→ **REQUIREMENT**
Repeat every entry in the listing below, exactly.

Stored items
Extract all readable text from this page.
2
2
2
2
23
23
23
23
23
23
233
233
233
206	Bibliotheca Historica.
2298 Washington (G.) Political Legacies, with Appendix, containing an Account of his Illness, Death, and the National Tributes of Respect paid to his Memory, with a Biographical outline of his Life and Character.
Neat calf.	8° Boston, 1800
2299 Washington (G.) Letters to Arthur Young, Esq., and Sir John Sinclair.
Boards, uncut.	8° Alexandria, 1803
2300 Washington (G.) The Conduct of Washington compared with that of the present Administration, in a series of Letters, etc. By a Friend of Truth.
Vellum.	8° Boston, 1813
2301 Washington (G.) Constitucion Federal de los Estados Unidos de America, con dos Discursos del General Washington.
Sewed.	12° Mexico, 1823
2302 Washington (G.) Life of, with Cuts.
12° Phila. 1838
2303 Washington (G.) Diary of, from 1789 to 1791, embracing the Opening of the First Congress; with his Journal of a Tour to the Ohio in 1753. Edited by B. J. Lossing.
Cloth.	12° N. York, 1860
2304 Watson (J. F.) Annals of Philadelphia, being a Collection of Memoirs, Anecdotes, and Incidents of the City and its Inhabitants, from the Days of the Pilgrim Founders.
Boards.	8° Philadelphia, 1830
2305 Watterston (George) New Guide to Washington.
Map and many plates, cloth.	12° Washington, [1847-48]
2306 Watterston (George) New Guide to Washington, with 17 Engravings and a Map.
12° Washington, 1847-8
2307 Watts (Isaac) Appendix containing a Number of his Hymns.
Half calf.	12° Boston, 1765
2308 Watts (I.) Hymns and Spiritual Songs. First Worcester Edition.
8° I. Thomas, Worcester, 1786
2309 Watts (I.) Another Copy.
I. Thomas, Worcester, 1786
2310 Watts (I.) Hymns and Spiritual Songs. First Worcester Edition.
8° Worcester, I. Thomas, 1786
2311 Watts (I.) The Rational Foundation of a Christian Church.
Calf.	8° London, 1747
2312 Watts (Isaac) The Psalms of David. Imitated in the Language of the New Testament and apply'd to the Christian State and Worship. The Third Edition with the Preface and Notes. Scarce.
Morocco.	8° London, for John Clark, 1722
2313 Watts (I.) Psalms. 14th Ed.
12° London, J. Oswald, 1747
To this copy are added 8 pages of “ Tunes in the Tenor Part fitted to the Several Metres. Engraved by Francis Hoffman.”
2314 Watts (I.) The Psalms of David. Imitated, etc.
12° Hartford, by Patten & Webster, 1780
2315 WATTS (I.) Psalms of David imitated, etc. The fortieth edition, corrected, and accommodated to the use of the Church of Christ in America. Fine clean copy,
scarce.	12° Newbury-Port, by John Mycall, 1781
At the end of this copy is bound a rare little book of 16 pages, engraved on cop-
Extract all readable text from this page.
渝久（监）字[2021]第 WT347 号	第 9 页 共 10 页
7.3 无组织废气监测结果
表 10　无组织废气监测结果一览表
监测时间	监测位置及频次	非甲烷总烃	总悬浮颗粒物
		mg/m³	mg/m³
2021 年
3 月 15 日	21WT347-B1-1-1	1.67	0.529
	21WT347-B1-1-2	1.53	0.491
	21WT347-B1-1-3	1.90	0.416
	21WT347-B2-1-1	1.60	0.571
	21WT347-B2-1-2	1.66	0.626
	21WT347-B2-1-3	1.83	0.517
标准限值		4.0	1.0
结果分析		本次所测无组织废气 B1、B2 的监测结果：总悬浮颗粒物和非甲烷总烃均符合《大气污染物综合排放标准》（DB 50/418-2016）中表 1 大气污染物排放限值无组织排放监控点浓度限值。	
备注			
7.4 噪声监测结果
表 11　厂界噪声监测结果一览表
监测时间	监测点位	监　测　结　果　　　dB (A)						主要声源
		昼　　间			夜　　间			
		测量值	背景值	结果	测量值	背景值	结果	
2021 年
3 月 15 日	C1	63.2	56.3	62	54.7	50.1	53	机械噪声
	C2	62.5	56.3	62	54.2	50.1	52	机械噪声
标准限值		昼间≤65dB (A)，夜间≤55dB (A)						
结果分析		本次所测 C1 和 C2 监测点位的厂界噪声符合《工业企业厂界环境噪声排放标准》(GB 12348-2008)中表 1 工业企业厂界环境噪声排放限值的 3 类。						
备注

→ **TASK OUTPUT**
Extract all readable text from this page.
2
2
2
2
23
23
23
23
23
23
233
233
233
206	Bibliotheca Historica.
2298 Washington (G.) Political Legacies, with Appendix, containing an Account of his Illness, Death, and the National Tributes of Respect paid to his Memory, with a Biographical outline of his Life and Character.
Neat calf.	8° Boston, 1800
2299 Washington (G.) Letters to Arthur Young, Esq., and Sir John Sinclair.
Boards, uncut.	8° Alexandria, 1803
2300 Washington (G.) The Conduct of Washington compared with that of the present Administration, in a series of Letters, etc. By a Friend of Truth.
Vellum.	8° Boston, 1813
2301 Washington (G.) Constitucion Federal de los Estados Unidos de America, con dos Discursos del General Washington.
Sewed.	12° Mexico, 1823
2302 Washington (G.) Life of, with Cuts.
12° Phila. 1838
2303 Washington (G.) Diary of, from 1789 to 1791, embracing the Opening of the First Congress; with his Journal of a Tour to the Ohio in 1753. Edited by B. J. Lossing.
Cloth.	12° N. York, 1860
2304 Watson (J. F.) Annals of Philadelphia, being a Collection of Memoirs, Anecdotes, and Incidents of the City and its Inhabitants, from the Days of the Pilgrim Founders.
Boards.	8° Philadelphia, 1830
2305 Watterston (George) New Guide to Washington.
Map and many plates, cloth.	12° Washington, [1847-48]
2306 Watterston (George) New Guide to Washington, with 17 Engravings and a Map.
12° Washington, 1847-8
2307 Watts (Isaac) Appendix containing a Number of his Hymns.
Half calf.	12° Boston, 1765
2308 Watts (I.) Hymns and Spiritual Songs. First Worcester Edition.
8° I. Thomas, Worcester, 1786
2309 Watts (I.) Another Copy.
I. Thomas, Worcester, 1786
2310 Watts (I.) Hymns and Spiritual Songs. First Worcester Edition.
8° Worcester, I. Thomas, 1786
2311 Watts (I.) The Rational Foundation of a Christian Church.
Calf.	8° London, 1747
2312 Watts (Isaac) The Psalms of David. Imitated in the Language of the New Testament and apply'd to the Christian State and Worship. The Third Edition with the Preface and Notes. Scarce.
Morocco.	8° London, for John Clark, 1722
2313 Watts (I.) Psalms. 14th Ed.
12° London, J. Oswald, 1747
To this copy are added 8 pages of “ Tunes in the Tenor Part fitted to the Several Metres. Engraved by Francis Hoffman.”
2314 Watts (I.) The Psalms of David. Imitated, etc.
12° Hartford, by Patten & Webster, 1780
2315 WATTS (I.) Psalms of David imitated, etc. The fortieth edition, corrected, and accommodated to the use of the Church of Christ in America. Fine clean copy,
scarce.	12° Newbury-Port, by John Mycall, 1781
At the end of this copy is bound a rare little book of 16 pages, engraved on cop-
Extract all readable text from this page.
渝久（监）字[2021]第 WT347 号	第 9 页 共 10 页
7.3 无组织废气监测结果
表 10　无组织废气监测结果一览表
监测时间	监测位置及频次	非甲烷总烃	总悬浮颗粒物
		mg/m³	mg/m³
2021 年
3 月 15 日	21WT347-B1-1-1	1.67	0.529
	21WT347-B1-1-2	1.53	0.491
	21WT347-B1-1-3	1.90	0.416
	21WT347-B2-1-1	1.60	0.571
	21WT347-B2-1-2	1.66	0.626
	21WT347-B2-1-3	1.83	0.517
标准限值		4.0	1.0
结果分析		本次所测无组织废气 B1、B2 的监测结果：总悬浮颗粒物和非甲烷总烃均符合《大气污染物综合排放标准》（DB 50/418-2016）中表 1 大气污染物排放限值无组织排放监控点浓度限值。	
备注			
7.4 噪声监测结果
表 11　厂界噪声监测结果一览表
监测时间	监测点位	监　测　结　果　　　dB (A)						主要声源
		昼　　间			夜　　间			
		测量值	背景值	结果	测量值	背景值	结果	
2021 年
3 月 15 日	C1	63.2	56.3	62	54.7	50.1	53	机械噪声
	C2	62.5	56.3	62	54.2	50.1	52	机械噪声
标准限值		昼间≤65dB (A)，夜间≤55dB (A)						
结果分析		本次所测 C1 和 C2 监测点位的厂界噪声符合《工业企业厂界环境噪声排放标准》(GB 12348-2008)中表 1 工业企业厂界环境噪声排放限值的 3 类。						
备注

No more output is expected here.